__Rows from a dataset__.

----

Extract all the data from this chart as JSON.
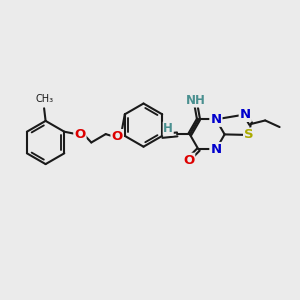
{
  "bg_color": "#ebebeb",
  "bond_color": "#1a1a1a",
  "bond_lw": 1.5,
  "atom_colors": {
    "O": "#dd0000",
    "N": "#0000cc",
    "S": "#aaaa00",
    "teal": "#4a9090",
    "C": "#1a1a1a"
  },
  "figsize": [
    3.0,
    3.0
  ],
  "dpi": 100,
  "xlim": [
    0,
    10
  ],
  "ylim": [
    0,
    10
  ]
}
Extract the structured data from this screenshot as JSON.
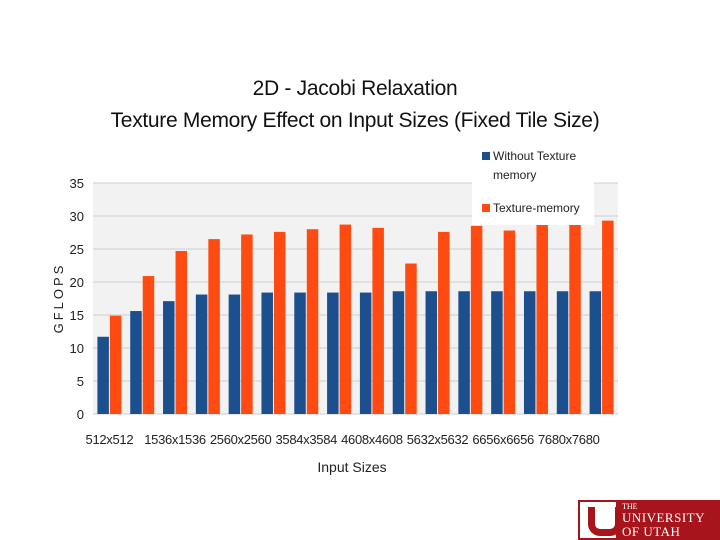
{
  "slide": {
    "title_line1": "2D - Jacobi Relaxation",
    "title_line2": "Texture Memory Effect on Input Sizes (Fixed Tile Size)"
  },
  "logo": {
    "the": "THE",
    "line1": "UNIVERSITY",
    "line2": "OF UTAH"
  },
  "colors": {
    "without_texture": "#1c4f8e",
    "texture": "#ff4b12",
    "gridline": "#cfcfcf",
    "plot_background": "#f2f2f2"
  },
  "chart_data": {
    "type": "bar",
    "title": "2D - Jacobi Relaxation Texture Memory Effect on Input Sizes (Fixed Tile Size)",
    "xlabel": "Input Sizes",
    "ylabel": "GFLOPS",
    "ylim": [
      0,
      35
    ],
    "yticks": [
      0,
      5,
      10,
      15,
      20,
      25,
      30,
      35
    ],
    "grid": true,
    "legend_position": "top-right",
    "categories": [
      "512x512",
      "",
      "1536x1536",
      "",
      "2560x2560",
      "",
      "3584x3584",
      "",
      "4608x4608",
      "",
      "5632x5632",
      "",
      "6656x6656",
      "",
      "7680x7680",
      ""
    ],
    "series": [
      {
        "name": "Without Texture memory",
        "color": "#1c4f8e",
        "values": [
          11.7,
          15.6,
          17.1,
          18.1,
          18.1,
          18.4,
          18.4,
          18.4,
          18.4,
          18.6,
          18.6,
          18.6,
          18.6,
          18.6,
          18.6,
          18.6
        ]
      },
      {
        "name": "Texture-memory",
        "color": "#ff4b12",
        "values": [
          14.9,
          20.9,
          24.7,
          26.5,
          27.2,
          27.6,
          28.0,
          28.7,
          28.2,
          22.8,
          27.6,
          28.5,
          27.8,
          28.7,
          28.7,
          29.3
        ]
      }
    ]
  }
}
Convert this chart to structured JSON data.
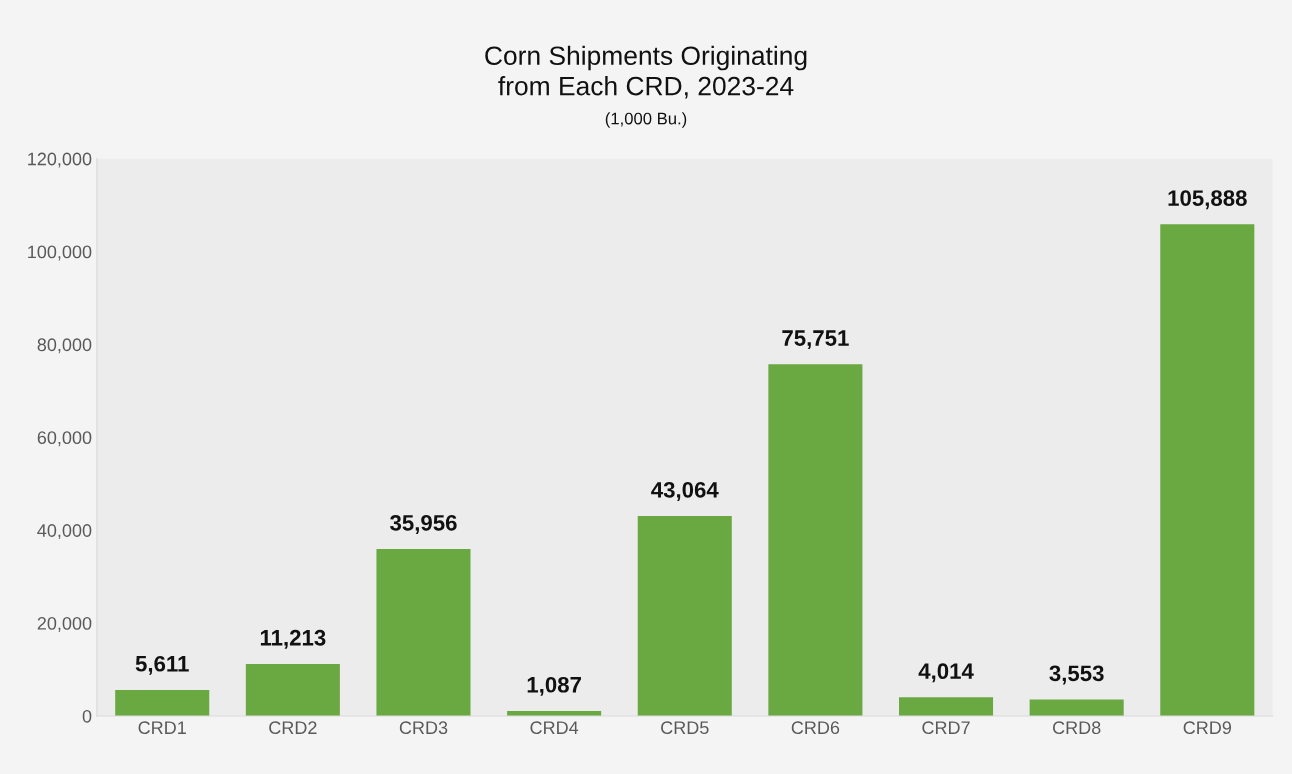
{
  "chart_data": {
    "type": "bar",
    "title": "Corn Shipments Originating\nfrom Each CRD, 2023-24",
    "subtitle": "(1,000 Bu.)",
    "categories": [
      "CRD1",
      "CRD2",
      "CRD3",
      "CRD4",
      "CRD5",
      "CRD6",
      "CRD7",
      "CRD8",
      "CRD9"
    ],
    "values": [
      5611,
      11213,
      35956,
      1087,
      43064,
      75751,
      4014,
      3553,
      105888
    ],
    "color": "#6aa842",
    "ylim": [
      0,
      120000
    ],
    "yticks": [
      {
        "value": 0,
        "label": "0"
      },
      {
        "value": 20000,
        "label": "20,000"
      },
      {
        "value": 40000,
        "label": "40,000"
      },
      {
        "value": 60000,
        "label": "60,000"
      },
      {
        "value": 80000,
        "label": "80,000"
      },
      {
        "value": 100000,
        "label": "100,000"
      },
      {
        "value": 120000,
        "label": "120,000"
      }
    ],
    "value_labels": [
      "5,611",
      "11,213",
      "35,956",
      "1,087",
      "43,064",
      "75,751",
      "4,014",
      "3,553",
      "105,888"
    ],
    "grid": false
  }
}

----

__What is asked__. Copy each line above where the string "Fixed" occurs.

__The answer__.
    "title_line2": "Texture Memory Effect on Input Sizes (Fixed Tile Size)"
    "title": "2D - Jacobi Relaxation Texture Memory Effect on Input Sizes (Fixed Tile Size)",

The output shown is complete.